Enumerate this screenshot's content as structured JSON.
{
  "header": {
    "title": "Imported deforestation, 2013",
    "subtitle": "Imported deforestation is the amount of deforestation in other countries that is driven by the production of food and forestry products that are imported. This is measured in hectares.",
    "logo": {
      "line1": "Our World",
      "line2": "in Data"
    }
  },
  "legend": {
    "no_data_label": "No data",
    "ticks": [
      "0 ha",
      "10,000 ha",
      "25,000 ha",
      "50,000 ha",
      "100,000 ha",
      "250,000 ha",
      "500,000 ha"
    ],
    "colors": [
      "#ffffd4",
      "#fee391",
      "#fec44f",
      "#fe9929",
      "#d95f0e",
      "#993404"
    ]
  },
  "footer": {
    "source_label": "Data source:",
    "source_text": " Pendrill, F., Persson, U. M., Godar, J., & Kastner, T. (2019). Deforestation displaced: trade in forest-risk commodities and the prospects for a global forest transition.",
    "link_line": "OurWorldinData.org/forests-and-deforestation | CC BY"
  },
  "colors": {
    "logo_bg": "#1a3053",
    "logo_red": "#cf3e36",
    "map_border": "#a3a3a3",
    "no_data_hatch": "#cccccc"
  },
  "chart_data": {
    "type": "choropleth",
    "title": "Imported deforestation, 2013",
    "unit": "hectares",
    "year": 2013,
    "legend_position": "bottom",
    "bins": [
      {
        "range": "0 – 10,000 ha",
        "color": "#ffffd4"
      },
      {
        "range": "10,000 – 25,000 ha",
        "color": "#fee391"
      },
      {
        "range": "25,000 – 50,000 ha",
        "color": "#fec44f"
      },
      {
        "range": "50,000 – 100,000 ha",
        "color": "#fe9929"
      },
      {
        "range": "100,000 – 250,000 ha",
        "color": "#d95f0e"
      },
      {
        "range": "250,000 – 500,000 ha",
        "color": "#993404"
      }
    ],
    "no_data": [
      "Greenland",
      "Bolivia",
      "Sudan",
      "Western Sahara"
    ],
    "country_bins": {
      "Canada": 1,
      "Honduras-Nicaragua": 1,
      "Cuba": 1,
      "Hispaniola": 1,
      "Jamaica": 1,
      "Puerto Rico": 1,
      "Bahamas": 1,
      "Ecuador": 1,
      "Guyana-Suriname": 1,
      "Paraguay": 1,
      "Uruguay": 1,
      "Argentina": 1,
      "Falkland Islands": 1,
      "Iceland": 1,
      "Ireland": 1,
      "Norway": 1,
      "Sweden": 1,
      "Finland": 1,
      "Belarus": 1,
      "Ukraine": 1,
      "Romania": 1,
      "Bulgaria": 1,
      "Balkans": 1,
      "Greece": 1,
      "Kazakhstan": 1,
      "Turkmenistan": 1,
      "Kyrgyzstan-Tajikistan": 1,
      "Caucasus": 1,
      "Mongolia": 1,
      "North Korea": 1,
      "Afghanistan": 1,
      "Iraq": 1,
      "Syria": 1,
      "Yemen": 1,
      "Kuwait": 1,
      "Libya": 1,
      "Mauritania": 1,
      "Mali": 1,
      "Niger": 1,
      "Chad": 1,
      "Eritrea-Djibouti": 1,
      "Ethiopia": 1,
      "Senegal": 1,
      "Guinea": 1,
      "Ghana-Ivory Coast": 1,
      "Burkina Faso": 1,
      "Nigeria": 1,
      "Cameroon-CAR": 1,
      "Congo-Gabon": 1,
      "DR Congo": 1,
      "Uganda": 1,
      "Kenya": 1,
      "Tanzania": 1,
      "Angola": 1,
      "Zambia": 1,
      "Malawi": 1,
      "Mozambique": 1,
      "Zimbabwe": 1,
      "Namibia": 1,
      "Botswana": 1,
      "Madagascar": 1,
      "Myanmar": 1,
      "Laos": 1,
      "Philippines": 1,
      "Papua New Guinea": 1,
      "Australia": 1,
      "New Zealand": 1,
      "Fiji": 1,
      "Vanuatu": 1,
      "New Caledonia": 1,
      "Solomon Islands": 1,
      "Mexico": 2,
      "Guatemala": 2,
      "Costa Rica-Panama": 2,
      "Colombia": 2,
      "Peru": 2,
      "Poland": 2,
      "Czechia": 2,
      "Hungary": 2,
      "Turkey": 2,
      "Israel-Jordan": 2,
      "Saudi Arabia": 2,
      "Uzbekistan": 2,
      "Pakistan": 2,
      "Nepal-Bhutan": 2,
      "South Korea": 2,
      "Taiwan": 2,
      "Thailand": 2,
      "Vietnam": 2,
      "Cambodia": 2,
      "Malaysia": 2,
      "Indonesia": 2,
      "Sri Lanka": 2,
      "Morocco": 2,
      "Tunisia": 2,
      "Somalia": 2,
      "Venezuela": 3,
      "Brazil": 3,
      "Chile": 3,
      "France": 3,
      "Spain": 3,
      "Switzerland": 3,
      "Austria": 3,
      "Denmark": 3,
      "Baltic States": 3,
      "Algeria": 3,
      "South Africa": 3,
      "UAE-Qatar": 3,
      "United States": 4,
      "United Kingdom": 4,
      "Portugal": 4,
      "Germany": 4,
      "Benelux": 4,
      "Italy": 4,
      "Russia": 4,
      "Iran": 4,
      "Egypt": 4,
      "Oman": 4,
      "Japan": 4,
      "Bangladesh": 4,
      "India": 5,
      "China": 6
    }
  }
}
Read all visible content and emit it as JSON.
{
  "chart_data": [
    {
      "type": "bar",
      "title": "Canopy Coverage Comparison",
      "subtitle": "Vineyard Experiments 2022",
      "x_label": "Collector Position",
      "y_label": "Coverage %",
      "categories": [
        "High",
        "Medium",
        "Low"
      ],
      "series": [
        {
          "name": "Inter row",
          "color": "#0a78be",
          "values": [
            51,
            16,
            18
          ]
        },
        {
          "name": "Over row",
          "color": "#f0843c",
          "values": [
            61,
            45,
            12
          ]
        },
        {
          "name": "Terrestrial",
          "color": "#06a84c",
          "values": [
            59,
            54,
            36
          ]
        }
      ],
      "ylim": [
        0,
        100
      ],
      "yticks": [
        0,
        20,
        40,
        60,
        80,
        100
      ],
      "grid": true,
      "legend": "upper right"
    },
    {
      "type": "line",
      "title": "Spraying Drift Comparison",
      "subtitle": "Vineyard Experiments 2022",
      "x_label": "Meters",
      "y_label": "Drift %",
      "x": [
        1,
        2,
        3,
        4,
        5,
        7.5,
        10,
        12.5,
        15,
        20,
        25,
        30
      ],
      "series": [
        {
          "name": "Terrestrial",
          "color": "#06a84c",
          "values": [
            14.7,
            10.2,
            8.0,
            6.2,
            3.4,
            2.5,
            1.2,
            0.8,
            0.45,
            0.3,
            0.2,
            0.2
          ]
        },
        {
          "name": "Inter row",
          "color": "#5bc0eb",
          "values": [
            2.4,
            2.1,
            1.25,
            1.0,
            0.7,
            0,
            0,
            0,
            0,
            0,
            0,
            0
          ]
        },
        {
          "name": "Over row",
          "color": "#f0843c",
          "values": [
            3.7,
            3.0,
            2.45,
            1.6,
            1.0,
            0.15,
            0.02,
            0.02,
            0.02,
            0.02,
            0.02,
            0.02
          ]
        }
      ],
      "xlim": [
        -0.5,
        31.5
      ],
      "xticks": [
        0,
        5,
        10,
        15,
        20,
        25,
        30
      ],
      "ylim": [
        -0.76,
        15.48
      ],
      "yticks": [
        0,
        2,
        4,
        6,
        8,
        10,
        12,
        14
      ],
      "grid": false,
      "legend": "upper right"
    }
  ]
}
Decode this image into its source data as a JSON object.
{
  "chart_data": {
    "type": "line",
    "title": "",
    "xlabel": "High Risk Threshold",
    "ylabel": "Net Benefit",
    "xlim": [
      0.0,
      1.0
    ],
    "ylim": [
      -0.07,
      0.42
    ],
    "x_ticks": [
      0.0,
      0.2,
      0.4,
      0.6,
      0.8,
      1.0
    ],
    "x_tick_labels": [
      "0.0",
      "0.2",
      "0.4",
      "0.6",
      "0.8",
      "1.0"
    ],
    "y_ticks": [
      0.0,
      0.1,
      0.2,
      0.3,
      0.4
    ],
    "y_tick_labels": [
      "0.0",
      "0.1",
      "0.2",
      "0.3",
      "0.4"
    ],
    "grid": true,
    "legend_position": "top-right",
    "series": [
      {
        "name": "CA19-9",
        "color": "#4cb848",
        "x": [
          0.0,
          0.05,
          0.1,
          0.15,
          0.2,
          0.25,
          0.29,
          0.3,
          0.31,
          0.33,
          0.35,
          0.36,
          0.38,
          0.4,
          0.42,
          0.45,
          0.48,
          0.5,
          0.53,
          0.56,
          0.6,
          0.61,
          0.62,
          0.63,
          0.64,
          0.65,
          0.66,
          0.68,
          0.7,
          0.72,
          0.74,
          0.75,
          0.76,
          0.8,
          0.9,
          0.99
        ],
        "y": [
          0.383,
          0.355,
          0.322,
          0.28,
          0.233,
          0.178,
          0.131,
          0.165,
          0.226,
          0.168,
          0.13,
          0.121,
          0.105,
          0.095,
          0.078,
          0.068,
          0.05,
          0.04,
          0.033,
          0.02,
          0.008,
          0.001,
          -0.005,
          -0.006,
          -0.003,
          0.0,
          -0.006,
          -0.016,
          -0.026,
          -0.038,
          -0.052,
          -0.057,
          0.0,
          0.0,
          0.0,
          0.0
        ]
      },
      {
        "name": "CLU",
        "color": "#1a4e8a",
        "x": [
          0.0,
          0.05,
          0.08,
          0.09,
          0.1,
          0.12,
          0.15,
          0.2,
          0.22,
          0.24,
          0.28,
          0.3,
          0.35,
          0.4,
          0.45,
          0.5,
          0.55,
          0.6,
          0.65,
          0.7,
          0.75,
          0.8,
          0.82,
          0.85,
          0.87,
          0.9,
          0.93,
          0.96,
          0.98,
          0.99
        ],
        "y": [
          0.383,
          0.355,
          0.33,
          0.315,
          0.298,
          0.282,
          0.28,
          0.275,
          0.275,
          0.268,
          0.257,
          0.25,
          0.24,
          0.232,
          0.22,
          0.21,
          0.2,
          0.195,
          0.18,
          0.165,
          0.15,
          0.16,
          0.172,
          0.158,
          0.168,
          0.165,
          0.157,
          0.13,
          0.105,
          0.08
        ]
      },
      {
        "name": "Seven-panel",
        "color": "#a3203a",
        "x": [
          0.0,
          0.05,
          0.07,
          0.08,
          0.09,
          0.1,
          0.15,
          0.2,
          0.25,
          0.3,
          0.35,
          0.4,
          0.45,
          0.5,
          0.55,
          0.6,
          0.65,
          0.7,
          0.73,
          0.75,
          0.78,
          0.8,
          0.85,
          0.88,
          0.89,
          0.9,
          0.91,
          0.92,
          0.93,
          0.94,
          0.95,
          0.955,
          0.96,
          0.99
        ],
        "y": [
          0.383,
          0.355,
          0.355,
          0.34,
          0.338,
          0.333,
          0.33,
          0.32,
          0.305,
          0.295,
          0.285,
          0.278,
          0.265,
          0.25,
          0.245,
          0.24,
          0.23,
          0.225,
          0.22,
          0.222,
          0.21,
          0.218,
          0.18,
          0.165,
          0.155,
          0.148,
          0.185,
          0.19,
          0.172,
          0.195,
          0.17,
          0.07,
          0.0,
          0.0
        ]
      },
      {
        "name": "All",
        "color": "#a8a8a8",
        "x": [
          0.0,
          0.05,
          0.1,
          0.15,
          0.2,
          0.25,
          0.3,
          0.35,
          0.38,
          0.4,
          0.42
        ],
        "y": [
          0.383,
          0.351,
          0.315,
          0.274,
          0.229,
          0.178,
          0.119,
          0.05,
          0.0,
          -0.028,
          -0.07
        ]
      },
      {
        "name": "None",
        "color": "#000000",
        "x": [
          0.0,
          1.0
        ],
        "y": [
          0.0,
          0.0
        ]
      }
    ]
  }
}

_TASK STATEMENT_:
Determine how many lines in the data above contain the string "content". Give nothing except the number.

_COMPLETE OUTPUT_:
2